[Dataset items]
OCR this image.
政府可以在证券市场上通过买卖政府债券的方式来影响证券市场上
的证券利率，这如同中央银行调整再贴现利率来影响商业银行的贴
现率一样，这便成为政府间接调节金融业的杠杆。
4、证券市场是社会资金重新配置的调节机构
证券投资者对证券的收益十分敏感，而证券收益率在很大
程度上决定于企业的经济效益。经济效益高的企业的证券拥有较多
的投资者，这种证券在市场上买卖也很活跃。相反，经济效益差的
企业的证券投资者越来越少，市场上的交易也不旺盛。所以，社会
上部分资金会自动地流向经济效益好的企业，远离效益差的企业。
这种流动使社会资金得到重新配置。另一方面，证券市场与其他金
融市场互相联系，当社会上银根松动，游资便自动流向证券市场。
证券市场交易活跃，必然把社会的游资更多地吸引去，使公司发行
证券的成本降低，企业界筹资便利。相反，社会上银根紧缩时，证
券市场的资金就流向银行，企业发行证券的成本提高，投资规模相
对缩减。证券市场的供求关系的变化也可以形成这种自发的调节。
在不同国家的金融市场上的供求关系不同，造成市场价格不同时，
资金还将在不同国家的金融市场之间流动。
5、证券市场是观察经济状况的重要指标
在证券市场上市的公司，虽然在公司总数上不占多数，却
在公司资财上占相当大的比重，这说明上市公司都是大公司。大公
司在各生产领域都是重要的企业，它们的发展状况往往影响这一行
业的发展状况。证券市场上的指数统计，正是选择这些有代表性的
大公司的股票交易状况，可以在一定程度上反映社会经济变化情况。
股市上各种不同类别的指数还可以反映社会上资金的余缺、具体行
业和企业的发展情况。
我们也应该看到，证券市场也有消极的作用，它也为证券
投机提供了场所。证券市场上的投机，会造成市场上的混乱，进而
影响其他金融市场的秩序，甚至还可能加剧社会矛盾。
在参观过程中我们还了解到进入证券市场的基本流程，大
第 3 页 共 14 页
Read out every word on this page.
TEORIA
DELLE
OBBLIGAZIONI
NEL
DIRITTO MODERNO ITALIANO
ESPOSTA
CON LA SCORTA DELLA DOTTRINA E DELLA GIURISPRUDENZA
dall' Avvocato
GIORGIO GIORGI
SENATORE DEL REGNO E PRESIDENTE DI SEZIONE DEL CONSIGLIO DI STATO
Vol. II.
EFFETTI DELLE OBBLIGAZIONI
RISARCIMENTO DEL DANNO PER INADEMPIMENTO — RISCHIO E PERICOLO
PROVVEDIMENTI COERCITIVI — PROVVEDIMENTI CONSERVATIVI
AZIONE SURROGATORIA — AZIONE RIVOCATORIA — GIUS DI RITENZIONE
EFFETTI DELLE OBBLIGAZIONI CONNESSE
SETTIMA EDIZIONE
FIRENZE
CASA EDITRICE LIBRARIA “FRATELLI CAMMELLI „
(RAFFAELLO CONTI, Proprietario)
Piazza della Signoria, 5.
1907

## Directions for this task
Repeat the preceding lines exactly, please, every one of them.

## Task answer
OCR this image.
政府可以在证券市场上通过买卖政府债券的方式来影响证券市场上
的证券利率，这如同中央银行调整再贴现利率来影响商业银行的贴
现率一样，这便成为政府间接调节金融业的杠杆。
4、证券市场是社会资金重新配置的调节机构
证券投资者对证券的收益十分敏感，而证券收益率在很大
程度上决定于企业的经济效益。经济效益高的企业的证券拥有较多
的投资者，这种证券在市场上买卖也很活跃。相反，经济效益差的
企业的证券投资者越来越少，市场上的交易也不旺盛。所以，社会
上部分资金会自动地流向经济效益好的企业，远离效益差的企业。
这种流动使社会资金得到重新配置。另一方面，证券市场与其他金
融市场互相联系，当社会上银根松动，游资便自动流向证券市场。
证券市场交易活跃，必然把社会的游资更多地吸引去，使公司发行
证券的成本降低，企业界筹资便利。相反，社会上银根紧缩时，证
券市场的资金就流向银行，企业发行证券的成本提高，投资规模相
对缩减。证券市场的供求关系的变化也可以形成这种自发的调节。
在不同国家的金融市场上的供求关系不同，造成市场价格不同时，
资金还将在不同国家的金融市场之间流动。
5、证券市场是观察经济状况的重要指标
在证券市场上市的公司，虽然在公司总数上不占多数，却
在公司资财上占相当大的比重，这说明上市公司都是大公司。大公
司在各生产领域都是重要的企业，它们的发展状况往往影响这一行
业的发展状况。证券市场上的指数统计，正是选择这些有代表性的
大公司的股票交易状况，可以在一定程度上反映社会经济变化情况。
股市上各种不同类别的指数还可以反映社会上资金的余缺、具体行
业和企业的发展情况。
我们也应该看到，证券市场也有消极的作用，它也为证券
投机提供了场所。证券市场上的投机，会造成市场上的混乱，进而
影响其他金融市场的秩序，甚至还可能加剧社会矛盾。
在参观过程中我们还了解到进入证券市场的基本流程，大
第 3 页 共 14 页
Read out every word on this page.
TEORIA
DELLE
OBBLIGAZIONI
NEL
DIRITTO MODERNO ITALIANO
ESPOSTA
CON LA SCORTA DELLA DOTTRINA E DELLA GIURISPRUDENZA
dall' Avvocato
GIORGIO GIORGI
SENATORE DEL REGNO E PRESIDENTE DI SEZIONE DEL CONSIGLIO DI STATO
Vol. II.
EFFETTI DELLE OBBLIGAZIONI
RISARCIMENTO DEL DANNO PER INADEMPIMENTO — RISCHIO E PERICOLO
PROVVEDIMENTI COERCITIVI — PROVVEDIMENTI CONSERVATIVI
AZIONE SURROGATORIA — AZIONE RIVOCATORIA — GIUS DI RITENZIONE
EFFETTI DELLE OBBLIGAZIONI CONNESSE
SETTIMA EDIZIONE
FIRENZE
CASA EDITRICE LIBRARIA “FRATELLI CAMMELLI „
(RAFFAELLO CONTI, Proprietario)
Piazza della Signoria, 5.
1907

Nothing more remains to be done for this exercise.